Figure record extracts
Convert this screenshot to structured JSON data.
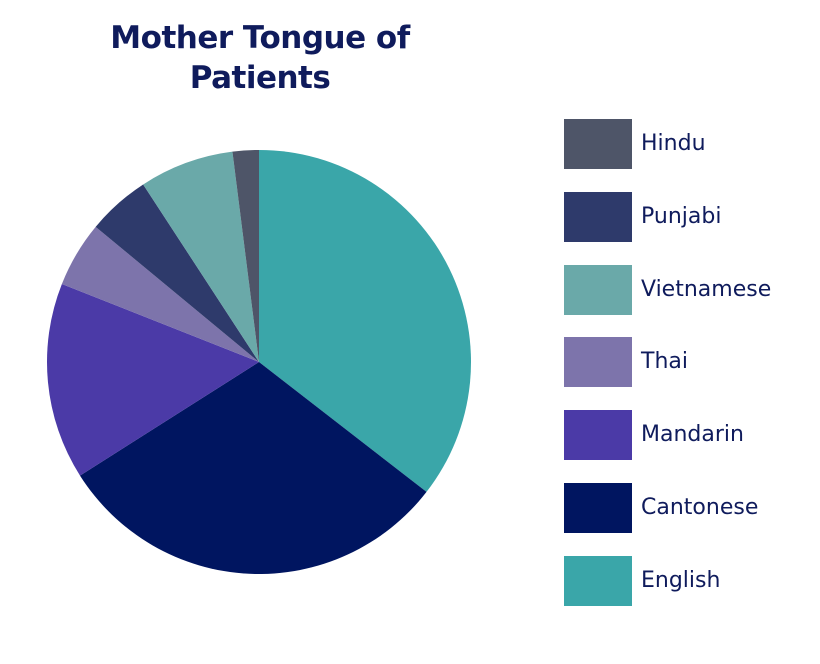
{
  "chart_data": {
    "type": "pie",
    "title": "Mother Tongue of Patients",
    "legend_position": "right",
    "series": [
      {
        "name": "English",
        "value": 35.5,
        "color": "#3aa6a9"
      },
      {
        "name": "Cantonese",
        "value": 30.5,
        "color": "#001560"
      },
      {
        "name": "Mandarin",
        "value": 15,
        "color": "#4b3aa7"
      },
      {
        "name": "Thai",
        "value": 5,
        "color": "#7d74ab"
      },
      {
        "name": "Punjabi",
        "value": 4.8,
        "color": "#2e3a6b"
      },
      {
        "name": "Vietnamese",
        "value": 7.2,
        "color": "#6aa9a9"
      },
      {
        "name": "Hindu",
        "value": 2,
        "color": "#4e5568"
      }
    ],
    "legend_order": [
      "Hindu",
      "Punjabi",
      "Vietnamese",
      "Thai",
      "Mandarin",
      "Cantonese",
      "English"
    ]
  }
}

Your objective: In the copy, omit the pictures and reproduce every entry exactly.

Completed exercise:
Convert this screenshot to structured JSON data.
{
  "chart_data": {
    "type": "pie",
    "title": "Mother Tongue of Patients",
    "legend_position": "right",
    "series": [
      {
        "name": "English",
        "value": 35.5,
        "color": "#3aa6a9"
      },
      {
        "name": "Cantonese",
        "value": 30.5,
        "color": "#001560"
      },
      {
        "name": "Mandarin",
        "value": 15,
        "color": "#4b3aa7"
      },
      {
        "name": "Thai",
        "value": 5,
        "color": "#7d74ab"
      },
      {
        "name": "Punjabi",
        "value": 4.8,
        "color": "#2e3a6b"
      },
      {
        "name": "Vietnamese",
        "value": 7.2,
        "color": "#6aa9a9"
      },
      {
        "name": "Hindu",
        "value": 2,
        "color": "#4e5568"
      }
    ],
    "legend_order": [
      "Hindu",
      "Punjabi",
      "Vietnamese",
      "Thai",
      "Mandarin",
      "Cantonese",
      "English"
    ]
  }
}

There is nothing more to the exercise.